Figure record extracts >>
◇ ◇ ◇ ◇ ◇

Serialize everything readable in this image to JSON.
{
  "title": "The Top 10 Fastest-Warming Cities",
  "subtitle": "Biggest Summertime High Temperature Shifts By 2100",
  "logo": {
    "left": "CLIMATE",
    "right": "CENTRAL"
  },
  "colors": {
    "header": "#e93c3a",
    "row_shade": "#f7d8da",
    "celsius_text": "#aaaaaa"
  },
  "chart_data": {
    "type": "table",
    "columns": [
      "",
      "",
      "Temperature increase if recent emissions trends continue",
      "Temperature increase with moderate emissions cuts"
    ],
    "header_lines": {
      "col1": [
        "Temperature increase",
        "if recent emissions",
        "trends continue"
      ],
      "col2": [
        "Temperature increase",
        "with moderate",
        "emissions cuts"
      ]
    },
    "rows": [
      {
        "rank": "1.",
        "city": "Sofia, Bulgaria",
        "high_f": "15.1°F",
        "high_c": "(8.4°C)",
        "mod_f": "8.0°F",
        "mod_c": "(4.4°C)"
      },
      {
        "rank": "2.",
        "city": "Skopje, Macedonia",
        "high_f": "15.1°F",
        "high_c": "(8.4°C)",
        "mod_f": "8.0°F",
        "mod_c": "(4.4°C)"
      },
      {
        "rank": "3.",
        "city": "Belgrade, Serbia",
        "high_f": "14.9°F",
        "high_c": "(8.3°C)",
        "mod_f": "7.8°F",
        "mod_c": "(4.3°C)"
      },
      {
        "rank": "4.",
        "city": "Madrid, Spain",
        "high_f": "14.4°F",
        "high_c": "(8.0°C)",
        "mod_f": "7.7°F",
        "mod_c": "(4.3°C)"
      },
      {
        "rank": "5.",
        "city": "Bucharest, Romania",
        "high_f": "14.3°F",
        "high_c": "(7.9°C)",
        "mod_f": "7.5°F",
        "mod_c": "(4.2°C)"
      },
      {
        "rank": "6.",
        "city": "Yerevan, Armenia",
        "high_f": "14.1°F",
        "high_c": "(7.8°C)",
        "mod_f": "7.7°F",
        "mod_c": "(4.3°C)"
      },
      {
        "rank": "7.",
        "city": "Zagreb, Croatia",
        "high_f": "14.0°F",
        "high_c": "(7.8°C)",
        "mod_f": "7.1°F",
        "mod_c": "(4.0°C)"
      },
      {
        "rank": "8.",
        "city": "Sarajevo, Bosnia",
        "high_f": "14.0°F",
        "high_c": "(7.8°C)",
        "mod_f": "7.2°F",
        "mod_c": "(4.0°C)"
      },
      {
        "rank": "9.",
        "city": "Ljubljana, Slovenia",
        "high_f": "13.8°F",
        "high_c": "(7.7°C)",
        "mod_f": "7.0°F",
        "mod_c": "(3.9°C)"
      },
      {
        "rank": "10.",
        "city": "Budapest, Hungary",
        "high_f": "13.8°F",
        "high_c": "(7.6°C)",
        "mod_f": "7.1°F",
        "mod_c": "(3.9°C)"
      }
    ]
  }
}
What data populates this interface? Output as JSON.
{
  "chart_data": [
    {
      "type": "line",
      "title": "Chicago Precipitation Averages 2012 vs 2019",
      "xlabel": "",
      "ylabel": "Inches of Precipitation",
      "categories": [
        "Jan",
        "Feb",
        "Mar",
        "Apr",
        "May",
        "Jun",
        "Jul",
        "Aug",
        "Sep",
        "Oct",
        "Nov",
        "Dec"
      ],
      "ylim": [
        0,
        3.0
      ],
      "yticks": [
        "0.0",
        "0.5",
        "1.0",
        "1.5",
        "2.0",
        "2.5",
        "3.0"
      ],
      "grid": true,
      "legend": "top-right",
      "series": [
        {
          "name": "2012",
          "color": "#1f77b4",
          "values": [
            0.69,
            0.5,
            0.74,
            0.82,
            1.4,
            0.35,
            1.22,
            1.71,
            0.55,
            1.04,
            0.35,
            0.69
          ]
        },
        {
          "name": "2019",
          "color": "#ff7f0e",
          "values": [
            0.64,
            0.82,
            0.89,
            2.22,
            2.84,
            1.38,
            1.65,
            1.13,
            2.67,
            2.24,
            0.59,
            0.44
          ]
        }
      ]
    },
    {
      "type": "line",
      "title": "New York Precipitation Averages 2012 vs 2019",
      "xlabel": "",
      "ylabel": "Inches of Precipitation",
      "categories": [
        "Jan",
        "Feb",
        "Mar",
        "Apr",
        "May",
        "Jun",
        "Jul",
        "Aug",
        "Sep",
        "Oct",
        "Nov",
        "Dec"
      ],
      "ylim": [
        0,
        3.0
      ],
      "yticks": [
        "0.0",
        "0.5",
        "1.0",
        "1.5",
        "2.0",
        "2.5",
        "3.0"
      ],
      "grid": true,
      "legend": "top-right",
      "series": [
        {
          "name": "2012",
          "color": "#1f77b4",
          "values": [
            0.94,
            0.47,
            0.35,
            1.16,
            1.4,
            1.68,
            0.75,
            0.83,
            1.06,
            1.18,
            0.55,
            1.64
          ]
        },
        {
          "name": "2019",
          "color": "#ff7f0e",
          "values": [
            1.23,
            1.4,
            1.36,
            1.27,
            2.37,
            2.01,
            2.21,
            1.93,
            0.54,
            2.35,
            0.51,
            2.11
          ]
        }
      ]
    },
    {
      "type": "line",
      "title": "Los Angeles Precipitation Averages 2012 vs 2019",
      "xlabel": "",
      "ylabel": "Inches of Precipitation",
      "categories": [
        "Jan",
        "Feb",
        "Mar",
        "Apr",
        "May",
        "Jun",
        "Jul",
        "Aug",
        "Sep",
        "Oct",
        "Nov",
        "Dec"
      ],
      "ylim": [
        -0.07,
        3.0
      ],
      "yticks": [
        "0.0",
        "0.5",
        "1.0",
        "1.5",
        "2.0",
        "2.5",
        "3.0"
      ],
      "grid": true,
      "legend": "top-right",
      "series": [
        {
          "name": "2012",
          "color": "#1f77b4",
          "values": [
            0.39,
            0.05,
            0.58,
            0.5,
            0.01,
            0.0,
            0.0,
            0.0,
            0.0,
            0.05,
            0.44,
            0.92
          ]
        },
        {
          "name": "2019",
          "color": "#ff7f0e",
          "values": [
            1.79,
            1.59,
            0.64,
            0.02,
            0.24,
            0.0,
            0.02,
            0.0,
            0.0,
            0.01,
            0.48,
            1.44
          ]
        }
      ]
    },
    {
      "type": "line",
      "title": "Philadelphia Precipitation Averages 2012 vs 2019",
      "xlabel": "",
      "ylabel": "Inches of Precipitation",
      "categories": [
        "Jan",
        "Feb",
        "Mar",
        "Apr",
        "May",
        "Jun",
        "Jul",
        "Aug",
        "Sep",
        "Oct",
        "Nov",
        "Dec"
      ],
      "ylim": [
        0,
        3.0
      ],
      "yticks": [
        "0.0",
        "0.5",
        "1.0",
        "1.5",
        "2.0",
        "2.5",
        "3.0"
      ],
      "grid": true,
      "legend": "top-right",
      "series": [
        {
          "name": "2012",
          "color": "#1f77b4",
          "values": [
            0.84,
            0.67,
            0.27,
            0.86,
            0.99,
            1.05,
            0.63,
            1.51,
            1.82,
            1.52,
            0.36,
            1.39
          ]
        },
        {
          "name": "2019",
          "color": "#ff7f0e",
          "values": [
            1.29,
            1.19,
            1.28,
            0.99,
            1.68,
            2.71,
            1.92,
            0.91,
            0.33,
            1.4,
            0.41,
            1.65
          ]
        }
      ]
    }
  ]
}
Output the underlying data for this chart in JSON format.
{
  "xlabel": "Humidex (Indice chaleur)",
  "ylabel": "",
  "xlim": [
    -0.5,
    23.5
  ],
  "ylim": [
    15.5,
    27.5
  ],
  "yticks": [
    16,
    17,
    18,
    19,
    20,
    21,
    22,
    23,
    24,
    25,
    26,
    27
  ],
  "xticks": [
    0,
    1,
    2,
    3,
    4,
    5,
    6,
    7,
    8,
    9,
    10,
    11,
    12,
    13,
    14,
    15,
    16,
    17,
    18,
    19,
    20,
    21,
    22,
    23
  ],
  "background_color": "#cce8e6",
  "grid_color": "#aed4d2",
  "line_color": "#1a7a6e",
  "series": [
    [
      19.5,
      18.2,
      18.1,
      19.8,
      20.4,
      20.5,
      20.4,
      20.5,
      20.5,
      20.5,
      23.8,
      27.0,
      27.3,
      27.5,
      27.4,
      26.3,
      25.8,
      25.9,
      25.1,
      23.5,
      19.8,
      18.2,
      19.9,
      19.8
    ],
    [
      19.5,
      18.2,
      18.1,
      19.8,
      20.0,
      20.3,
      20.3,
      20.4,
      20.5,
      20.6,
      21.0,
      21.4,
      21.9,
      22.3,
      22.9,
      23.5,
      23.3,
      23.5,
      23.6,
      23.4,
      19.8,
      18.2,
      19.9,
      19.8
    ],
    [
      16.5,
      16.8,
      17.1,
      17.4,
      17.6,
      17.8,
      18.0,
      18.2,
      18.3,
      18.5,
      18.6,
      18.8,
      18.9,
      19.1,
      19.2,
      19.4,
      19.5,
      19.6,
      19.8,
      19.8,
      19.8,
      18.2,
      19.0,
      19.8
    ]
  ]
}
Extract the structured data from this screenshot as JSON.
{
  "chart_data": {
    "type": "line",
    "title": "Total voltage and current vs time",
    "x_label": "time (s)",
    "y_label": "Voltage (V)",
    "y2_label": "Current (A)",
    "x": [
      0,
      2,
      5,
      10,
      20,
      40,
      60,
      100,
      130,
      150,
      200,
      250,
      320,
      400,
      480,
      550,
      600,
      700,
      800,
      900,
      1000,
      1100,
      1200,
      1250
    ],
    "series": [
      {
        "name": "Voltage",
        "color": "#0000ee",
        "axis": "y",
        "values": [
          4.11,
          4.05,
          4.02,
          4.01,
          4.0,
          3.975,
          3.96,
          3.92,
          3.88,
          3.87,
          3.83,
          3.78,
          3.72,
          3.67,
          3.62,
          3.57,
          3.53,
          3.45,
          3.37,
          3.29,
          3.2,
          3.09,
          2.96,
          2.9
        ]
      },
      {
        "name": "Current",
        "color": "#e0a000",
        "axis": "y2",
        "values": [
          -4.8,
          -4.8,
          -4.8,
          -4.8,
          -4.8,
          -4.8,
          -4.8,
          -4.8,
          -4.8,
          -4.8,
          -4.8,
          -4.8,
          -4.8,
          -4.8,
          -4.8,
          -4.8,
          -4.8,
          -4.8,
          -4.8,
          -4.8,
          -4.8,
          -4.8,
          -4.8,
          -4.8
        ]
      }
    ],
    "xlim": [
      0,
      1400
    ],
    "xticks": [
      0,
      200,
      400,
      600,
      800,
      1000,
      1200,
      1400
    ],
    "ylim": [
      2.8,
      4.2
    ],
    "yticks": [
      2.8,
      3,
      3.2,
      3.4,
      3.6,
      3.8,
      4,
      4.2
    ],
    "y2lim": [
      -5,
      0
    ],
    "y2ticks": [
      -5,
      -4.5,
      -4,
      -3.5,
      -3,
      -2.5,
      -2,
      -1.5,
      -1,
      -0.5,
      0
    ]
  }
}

◇ ◇ ◇ ◇ ◇

What you should do >> Your answer should be a single number: the count of lines in the data that include the word "JSON".

Worked answer >> 4